[Rows from a dataset]

· · ·

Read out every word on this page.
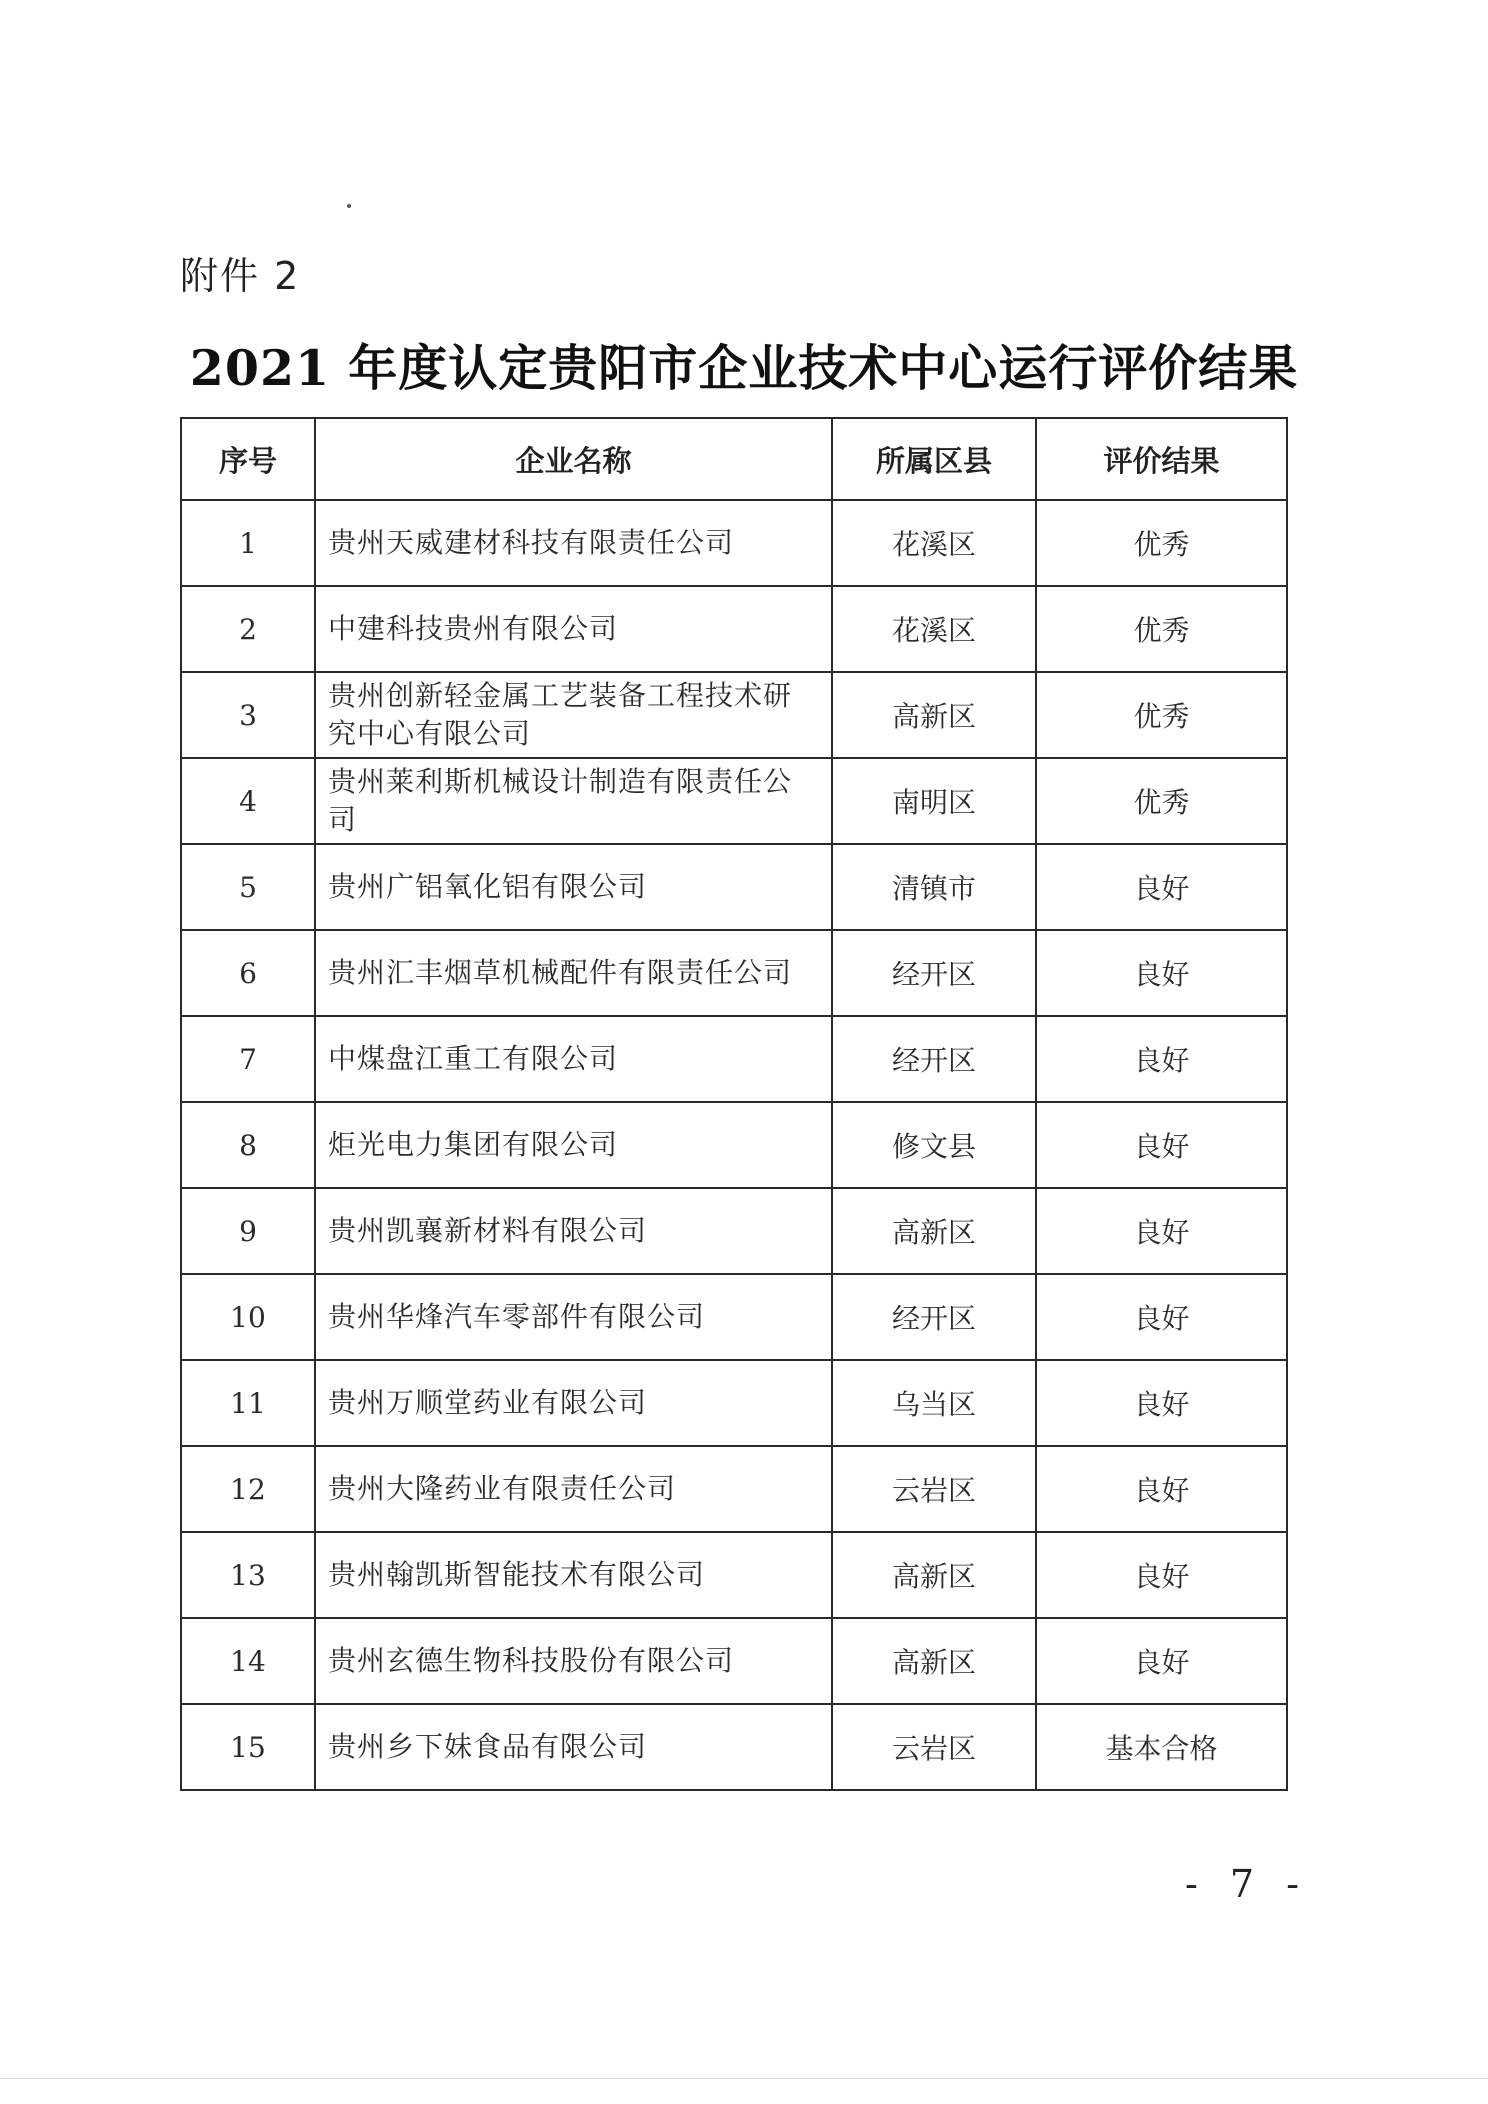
附件 2
2021 年度认定贵阳市企业技术中心运行评价结果
序号	企业名称	所属区县	评价结果
1	贵州天威建材科技有限责任公司	花溪区	优秀
2	中建科技贵州有限公司	花溪区	优秀
3	贵州创新轻金属工艺装备工程技术研究中心有限公司	高新区	优秀
4	贵州莱利斯机械设计制造有限责任公司	南明区	优秀
5	贵州广铝氧化铝有限公司	清镇市	良好
6	贵州汇丰烟草机械配件有限责任公司	经开区	良好
7	中煤盘江重工有限公司	经开区	良好
8	炬光电力集团有限公司	修文县	良好
9	贵州凯襄新材料有限公司	高新区	良好
10	贵州华烽汽车零部件有限公司	经开区	良好
11	贵州万顺堂药业有限公司	乌当区	良好
12	贵州大隆药业有限责任公司	云岩区	良好
13	贵州翰凯斯智能技术有限公司	高新区	良好
14	贵州玄德生物科技股份有限公司	高新区	良好
15	贵州乡下妹食品有限公司	云岩区	基本合格
- 7 -
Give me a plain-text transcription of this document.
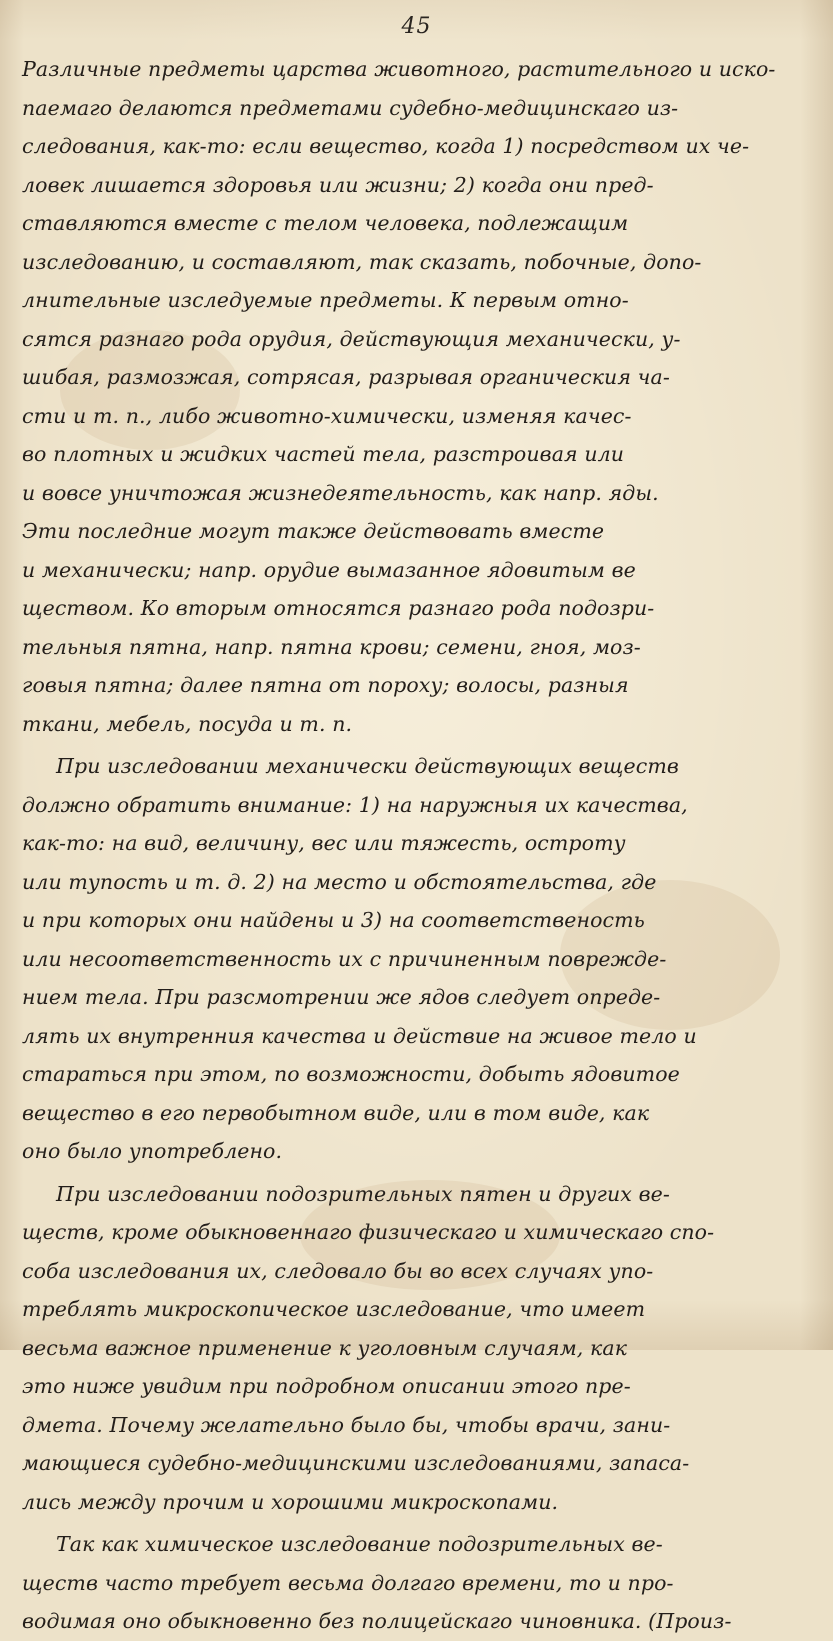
45
Различные предметы царства животного, растительного и иско-
паемаго делаются предметами судебно-медицинскаго из-
следования, как-то: если вещество, когда 1) посредством их че-
ловек лишается здоровья или жизни; 2) когда они пред-
ставляются вместе с телом человека, подлежащим
изследованию, и составляют, так сказать, побочные, допо-
лнительные изследуемые предметы. К первым отно-
сятся разнаго рода орудия, действующия механически, у-
шибая, размозжая, сотрясая, разрывая органическия ча-
сти и т. п., либо животно-химически, изменяя качес-
во плотных и жидких частей тела, разстроивая или
и вовсе уничтожая жизнедеятельность, как напр. яды.
Эти последние могут также действовать вместе
и механически; напр. орудие вымазанное ядовитым ве
ществом. Ко вторым относятся разнаго рода подозри-
тельныя пятна, напр. пятна крови; семени, гноя, моз-
говыя пятна; далее пятна от пороху; волосы, разныя
ткани, мебель, посуда и т. п.
При изследовании механически действующих веществ
должно обратить внимание: 1) на наружныя их качества,
как-то: на вид, величину, вес или тяжесть, остроту
или тупость и т. д. 2) на место и обстоятельства, где
и при которых они найдены и 3) на соответственость
или несоответственность их с причиненным поврежде-
нием тела. При разсмотрении же ядов следует опреде-
лять их внутренния качества и действие на живое тело и
стараться при этом, по возможности, добыть ядовитое
вещество в его первобытном виде, или в том виде, как
оно было употреблено.
При изследовании подозрительных пятен и других ве-
ществ, кроме обыкновеннаго физическаго и химическаго спо-
соба изследования их, следовало бы во всех случаях упо-
треблять микроскопическое изследование, что имеет
весьма важное применение к уголовным случаям, как
это ниже увидим при подробном описании этого пре-
дмета. Почему желательно было бы, чтобы врачи, зани-
мающиеся судебно-медицинскими изследованиями, запаса-
лись между прочим и хорошими микроскопами.
Так как химическое изследование подозрительных ве-
ществ часто требует весьма долгаго времени, то и про-
водимая оно обыкновенно без полицейскаго чиновника. (Произ-
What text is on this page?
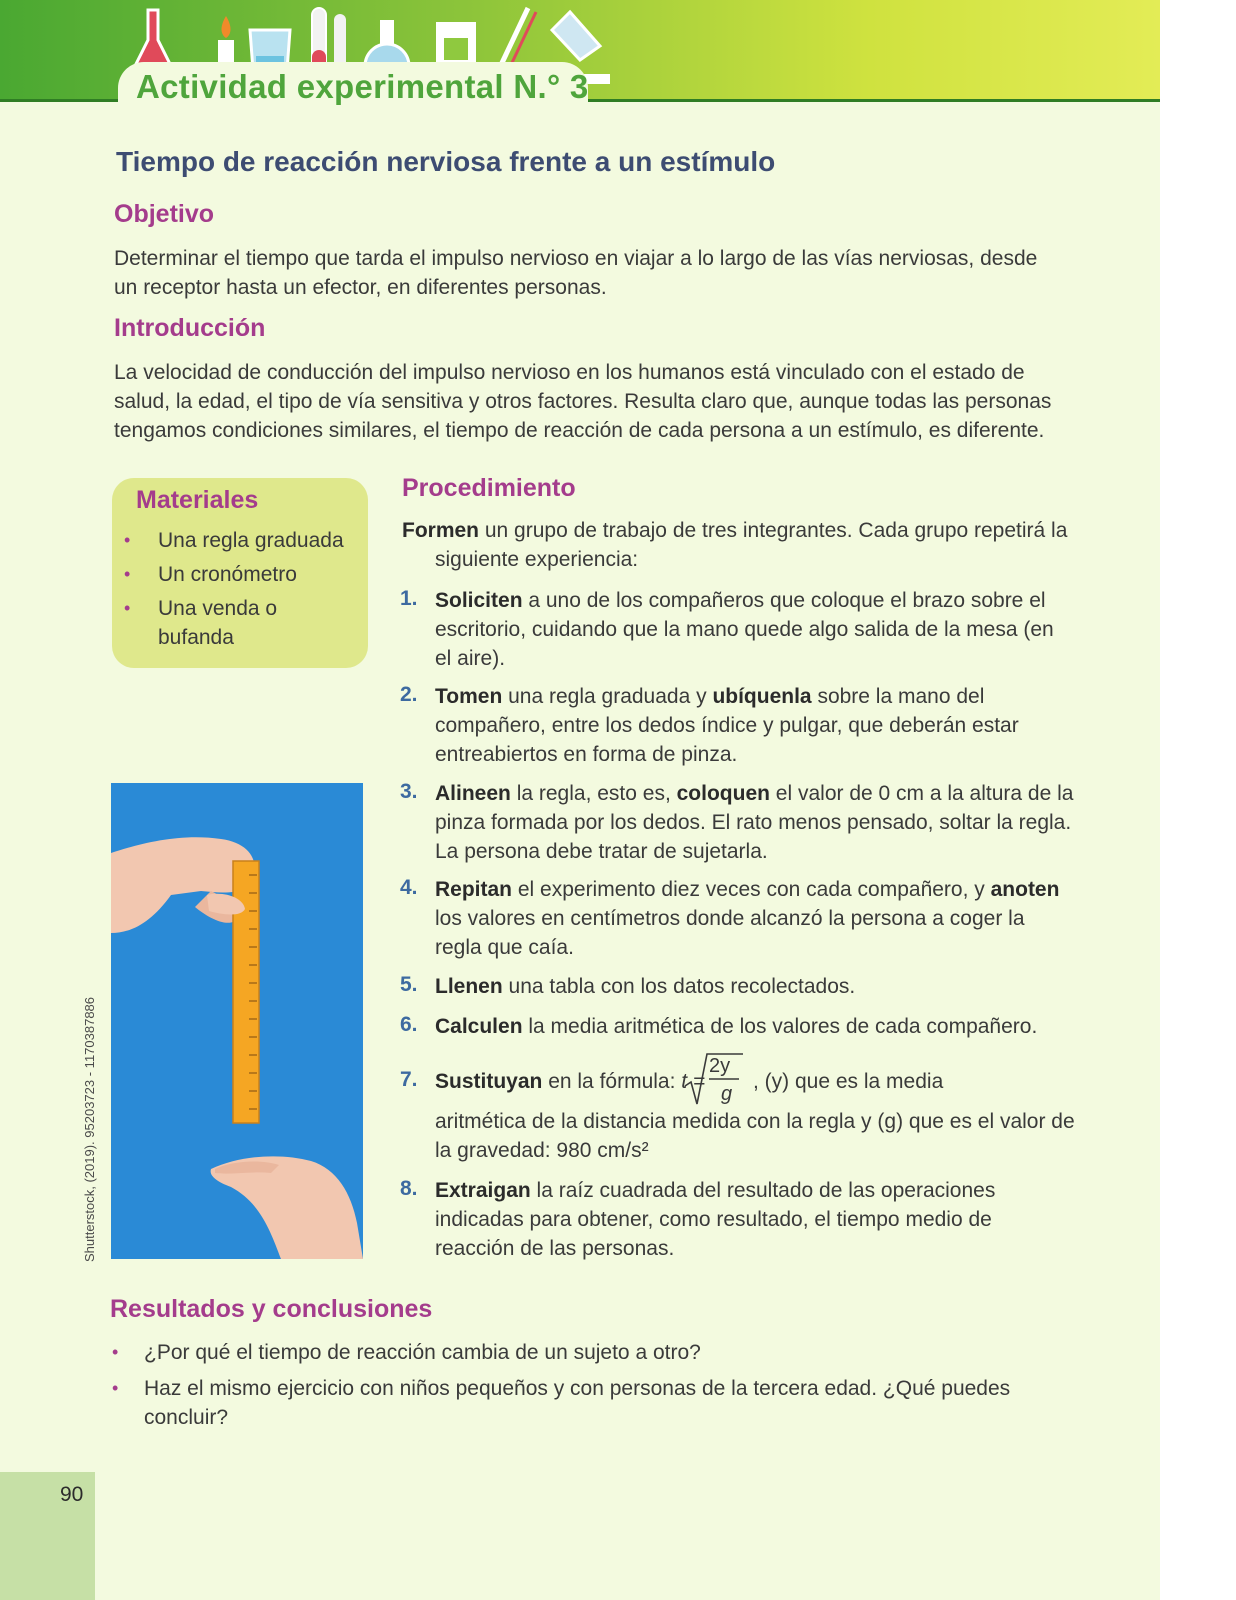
Actividad experimental N.° 3
Tiempo de reacción nerviosa frente a un estímulo
Objetivo
Determinar el tiempo que tarda el impulso nervioso en viajar a lo largo de las vías nerviosas, desde
un receptor hasta un efector, en diferentes personas.
Introducción
La velocidad de conducción del impulso nervioso en los humanos está vinculado con el estado de
salud, la edad, el tipo de vía sensitiva y otros factores. Resulta claro que, aunque todas las personas
tengamos condiciones similares, el tiempo de reacción de cada persona a un estímulo, es diferente.
Materiales
• Una regla graduada
• Un cronómetro
• Una venda o bufanda
Shutterstock, (2019). 95203723 - 1170387886
Procedimiento
Formen un grupo de trabajo de tres integrantes. Cada grupo repetirá la siguiente experiencia:
1. Soliciten a uno de los compañeros que coloque el brazo sobre el escritorio, cuidando que la mano quede algo salida de la mesa (en el aire).
2. Tomen una regla graduada y ubíquenla sobre la mano del compañero, entre los dedos índice y pulgar, que deberán estar entreabiertos en forma de pinza.
3. Alineen la regla, esto es, coloquen el valor de 0 cm a la altura de la pinza formada por los dedos. El rato menos pensado, soltar la regla. La persona debe tratar de sujetarla.
4. Repitan el experimento diez veces con cada compañero, y anoten los valores en centímetros donde alcanzó la persona a coger la regla que caía.
5. Llenen una tabla con los datos recolectados.
6. Calculen la media aritmética de los valores de cada compañero.
7. Sustituyan en la fórmula: t =
2y
g
, (y) que es la media
aritmética de la distancia medida con la regla y (g) que es el valor de la gravedad: 980 cm/s²
8. Extraigan la raíz cuadrada del resultado de las operaciones indicadas para obtener, como resultado, el tiempo medio de reacción de las personas.
Resultados y conclusiones
• ¿Por qué el tiempo de reacción cambia de un sujeto a otro?
• Haz el mismo ejercicio con niños pequeños y con personas de la tercera edad. ¿Qué puedes concluir?
90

· · ·

→ **What to produce**: How many lines of these entries contain "подозрительных"? Answer with the number and nothing else.

→ **Task output**: 2